(PROBLEM TO SOLVE): Provide the count of lines that hold "Антимонова" and no other output.

:::::

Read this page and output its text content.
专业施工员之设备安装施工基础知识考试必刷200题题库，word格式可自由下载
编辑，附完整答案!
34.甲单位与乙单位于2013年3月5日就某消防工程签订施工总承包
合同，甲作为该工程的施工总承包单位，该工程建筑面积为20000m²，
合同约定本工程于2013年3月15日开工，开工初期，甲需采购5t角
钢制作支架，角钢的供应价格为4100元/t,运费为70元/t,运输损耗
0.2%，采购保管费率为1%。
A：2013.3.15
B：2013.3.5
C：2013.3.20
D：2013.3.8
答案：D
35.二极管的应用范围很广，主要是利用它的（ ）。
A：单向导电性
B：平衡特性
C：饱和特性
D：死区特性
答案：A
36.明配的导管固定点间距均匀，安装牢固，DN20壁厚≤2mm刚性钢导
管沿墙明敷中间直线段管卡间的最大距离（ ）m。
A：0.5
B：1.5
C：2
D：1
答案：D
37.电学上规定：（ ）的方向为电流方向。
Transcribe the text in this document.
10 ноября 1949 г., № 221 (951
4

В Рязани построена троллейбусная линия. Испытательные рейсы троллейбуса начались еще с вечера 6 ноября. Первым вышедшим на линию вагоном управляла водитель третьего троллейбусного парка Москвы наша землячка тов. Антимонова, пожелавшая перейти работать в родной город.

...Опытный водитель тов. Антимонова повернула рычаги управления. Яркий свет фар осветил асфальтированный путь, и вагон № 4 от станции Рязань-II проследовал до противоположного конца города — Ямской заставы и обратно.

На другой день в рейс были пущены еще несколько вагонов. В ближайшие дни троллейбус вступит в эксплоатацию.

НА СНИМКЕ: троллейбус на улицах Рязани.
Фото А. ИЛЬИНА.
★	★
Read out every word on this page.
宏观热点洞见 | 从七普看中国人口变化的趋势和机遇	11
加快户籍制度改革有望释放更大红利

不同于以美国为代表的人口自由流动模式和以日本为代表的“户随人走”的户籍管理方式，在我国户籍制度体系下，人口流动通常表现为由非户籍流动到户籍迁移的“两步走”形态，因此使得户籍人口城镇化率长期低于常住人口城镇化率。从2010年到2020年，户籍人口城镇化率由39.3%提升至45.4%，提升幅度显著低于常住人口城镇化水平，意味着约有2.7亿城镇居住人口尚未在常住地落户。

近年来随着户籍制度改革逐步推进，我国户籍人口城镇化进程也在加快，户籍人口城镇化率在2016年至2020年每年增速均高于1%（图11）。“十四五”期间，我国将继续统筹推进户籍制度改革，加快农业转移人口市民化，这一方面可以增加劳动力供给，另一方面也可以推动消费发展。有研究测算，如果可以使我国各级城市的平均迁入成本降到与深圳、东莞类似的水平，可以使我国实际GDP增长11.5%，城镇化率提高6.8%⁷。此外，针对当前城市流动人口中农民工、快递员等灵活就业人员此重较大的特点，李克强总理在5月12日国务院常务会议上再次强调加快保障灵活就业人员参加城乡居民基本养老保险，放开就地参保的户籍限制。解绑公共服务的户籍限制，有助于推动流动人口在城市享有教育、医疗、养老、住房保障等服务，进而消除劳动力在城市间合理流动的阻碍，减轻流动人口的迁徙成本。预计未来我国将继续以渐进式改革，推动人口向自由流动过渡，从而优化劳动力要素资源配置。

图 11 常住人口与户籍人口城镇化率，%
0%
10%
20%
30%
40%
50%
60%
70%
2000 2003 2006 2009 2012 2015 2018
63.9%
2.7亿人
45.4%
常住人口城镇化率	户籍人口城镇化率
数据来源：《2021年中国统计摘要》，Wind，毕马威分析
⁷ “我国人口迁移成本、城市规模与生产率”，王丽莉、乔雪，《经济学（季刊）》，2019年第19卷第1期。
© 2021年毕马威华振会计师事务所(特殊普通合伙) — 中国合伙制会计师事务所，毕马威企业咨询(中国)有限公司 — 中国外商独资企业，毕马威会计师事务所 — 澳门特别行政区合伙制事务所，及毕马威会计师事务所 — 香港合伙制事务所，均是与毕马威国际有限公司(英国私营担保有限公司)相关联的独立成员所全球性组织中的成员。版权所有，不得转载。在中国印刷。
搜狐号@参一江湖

:::::

(THE SOLUTION): 2